-- BEGIN EXERCISE MATERIALS --

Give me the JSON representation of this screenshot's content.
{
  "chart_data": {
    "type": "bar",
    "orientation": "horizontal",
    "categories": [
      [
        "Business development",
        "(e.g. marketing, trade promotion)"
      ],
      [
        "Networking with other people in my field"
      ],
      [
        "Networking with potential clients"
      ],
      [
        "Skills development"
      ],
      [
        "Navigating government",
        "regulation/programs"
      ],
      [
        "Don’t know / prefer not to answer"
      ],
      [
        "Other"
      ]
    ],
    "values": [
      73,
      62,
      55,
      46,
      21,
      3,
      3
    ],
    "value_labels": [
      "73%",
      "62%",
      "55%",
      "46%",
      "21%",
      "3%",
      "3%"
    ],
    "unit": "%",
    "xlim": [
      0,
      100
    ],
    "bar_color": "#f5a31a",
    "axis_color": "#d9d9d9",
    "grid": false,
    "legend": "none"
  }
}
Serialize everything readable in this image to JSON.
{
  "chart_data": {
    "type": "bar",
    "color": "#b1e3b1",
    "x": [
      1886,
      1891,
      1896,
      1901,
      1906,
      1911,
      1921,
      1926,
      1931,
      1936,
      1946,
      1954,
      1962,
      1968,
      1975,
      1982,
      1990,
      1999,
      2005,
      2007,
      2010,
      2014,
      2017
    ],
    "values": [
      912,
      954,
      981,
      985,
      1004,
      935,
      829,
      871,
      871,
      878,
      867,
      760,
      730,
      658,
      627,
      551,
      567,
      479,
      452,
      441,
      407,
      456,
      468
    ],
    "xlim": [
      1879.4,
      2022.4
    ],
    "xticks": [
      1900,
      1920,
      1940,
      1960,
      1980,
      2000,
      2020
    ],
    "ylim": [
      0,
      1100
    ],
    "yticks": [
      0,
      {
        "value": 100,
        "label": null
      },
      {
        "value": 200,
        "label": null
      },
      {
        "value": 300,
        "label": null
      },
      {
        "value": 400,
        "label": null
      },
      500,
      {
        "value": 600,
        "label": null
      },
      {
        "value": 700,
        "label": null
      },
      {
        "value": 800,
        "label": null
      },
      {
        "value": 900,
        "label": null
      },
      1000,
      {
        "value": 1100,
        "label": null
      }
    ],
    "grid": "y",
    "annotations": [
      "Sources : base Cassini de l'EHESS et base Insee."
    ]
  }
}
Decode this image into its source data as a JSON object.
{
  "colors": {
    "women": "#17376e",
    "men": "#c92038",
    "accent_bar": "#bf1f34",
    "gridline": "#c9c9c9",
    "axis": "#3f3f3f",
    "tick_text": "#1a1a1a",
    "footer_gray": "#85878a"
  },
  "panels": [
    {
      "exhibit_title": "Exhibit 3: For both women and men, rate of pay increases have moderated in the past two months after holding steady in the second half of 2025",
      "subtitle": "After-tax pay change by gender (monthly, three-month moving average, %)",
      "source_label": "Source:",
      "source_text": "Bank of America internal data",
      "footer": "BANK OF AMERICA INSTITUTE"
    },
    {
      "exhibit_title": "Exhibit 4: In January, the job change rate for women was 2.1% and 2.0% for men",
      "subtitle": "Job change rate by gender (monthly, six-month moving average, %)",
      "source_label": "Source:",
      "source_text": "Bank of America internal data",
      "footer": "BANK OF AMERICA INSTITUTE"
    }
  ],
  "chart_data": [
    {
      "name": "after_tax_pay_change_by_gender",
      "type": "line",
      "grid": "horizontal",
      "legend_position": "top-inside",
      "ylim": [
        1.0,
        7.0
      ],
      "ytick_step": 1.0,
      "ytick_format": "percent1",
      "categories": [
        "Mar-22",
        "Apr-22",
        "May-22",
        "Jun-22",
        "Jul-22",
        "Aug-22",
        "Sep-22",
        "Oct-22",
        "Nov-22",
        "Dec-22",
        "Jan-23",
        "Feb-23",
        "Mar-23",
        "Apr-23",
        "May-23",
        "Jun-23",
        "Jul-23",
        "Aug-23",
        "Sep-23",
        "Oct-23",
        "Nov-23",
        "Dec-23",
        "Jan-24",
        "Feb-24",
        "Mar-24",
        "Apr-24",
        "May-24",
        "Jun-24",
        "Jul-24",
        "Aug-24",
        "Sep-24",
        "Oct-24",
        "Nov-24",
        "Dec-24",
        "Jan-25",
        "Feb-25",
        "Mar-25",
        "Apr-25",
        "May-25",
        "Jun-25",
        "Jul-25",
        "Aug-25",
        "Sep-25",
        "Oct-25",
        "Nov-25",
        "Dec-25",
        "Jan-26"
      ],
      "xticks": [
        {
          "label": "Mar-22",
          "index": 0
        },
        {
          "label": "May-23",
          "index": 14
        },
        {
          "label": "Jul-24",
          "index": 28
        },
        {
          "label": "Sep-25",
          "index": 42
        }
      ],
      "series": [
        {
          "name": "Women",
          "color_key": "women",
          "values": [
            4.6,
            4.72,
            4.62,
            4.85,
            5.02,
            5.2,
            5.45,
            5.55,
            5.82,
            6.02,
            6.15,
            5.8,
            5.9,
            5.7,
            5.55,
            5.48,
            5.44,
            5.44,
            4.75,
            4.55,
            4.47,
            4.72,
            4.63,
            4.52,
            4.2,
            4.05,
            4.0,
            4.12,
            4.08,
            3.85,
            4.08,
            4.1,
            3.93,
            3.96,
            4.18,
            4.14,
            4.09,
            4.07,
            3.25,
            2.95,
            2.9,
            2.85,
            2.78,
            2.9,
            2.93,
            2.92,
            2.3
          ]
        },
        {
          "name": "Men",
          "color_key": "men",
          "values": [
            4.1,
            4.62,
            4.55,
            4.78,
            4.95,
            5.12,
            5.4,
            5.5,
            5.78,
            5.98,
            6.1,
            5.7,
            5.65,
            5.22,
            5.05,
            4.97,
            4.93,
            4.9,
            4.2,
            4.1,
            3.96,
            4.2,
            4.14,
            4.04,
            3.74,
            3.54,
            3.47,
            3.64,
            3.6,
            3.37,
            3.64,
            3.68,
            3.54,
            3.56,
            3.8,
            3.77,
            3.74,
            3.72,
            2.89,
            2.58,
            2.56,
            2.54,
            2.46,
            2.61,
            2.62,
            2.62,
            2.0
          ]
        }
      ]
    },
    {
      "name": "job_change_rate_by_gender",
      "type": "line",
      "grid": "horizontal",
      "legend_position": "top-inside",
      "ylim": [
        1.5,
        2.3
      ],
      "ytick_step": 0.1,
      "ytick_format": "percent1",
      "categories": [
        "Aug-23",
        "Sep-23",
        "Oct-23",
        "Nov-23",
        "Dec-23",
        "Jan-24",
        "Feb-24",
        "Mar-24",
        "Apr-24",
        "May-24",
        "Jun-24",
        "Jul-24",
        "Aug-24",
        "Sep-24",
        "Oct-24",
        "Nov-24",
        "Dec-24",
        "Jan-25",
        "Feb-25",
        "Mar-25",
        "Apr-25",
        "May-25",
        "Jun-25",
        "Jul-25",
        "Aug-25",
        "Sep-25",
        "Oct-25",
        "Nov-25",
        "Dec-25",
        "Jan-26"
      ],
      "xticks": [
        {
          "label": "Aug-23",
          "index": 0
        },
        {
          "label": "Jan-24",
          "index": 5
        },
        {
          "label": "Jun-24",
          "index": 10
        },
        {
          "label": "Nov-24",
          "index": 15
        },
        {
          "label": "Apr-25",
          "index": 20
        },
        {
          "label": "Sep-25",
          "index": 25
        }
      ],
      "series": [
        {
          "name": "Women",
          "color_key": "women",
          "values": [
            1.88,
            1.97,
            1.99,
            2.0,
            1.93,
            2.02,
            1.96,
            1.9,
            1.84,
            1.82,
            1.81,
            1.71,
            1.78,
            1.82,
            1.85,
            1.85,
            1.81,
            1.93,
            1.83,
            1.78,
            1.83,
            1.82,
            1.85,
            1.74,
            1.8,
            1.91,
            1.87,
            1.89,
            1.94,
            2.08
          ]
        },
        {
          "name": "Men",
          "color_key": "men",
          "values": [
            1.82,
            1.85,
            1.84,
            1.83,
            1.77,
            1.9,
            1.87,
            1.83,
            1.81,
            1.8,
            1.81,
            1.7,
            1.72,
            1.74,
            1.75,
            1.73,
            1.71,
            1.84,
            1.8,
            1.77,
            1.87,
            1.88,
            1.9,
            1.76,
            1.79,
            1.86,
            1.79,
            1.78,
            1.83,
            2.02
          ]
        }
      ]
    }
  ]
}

-- END EXERCISE MATERIALS --

▶ _TASK DETAILS_
Go through the entries above and copy every line containing "development".

▶ _COMPLETE OUTPUT_
        "Business development",
        "Skills development"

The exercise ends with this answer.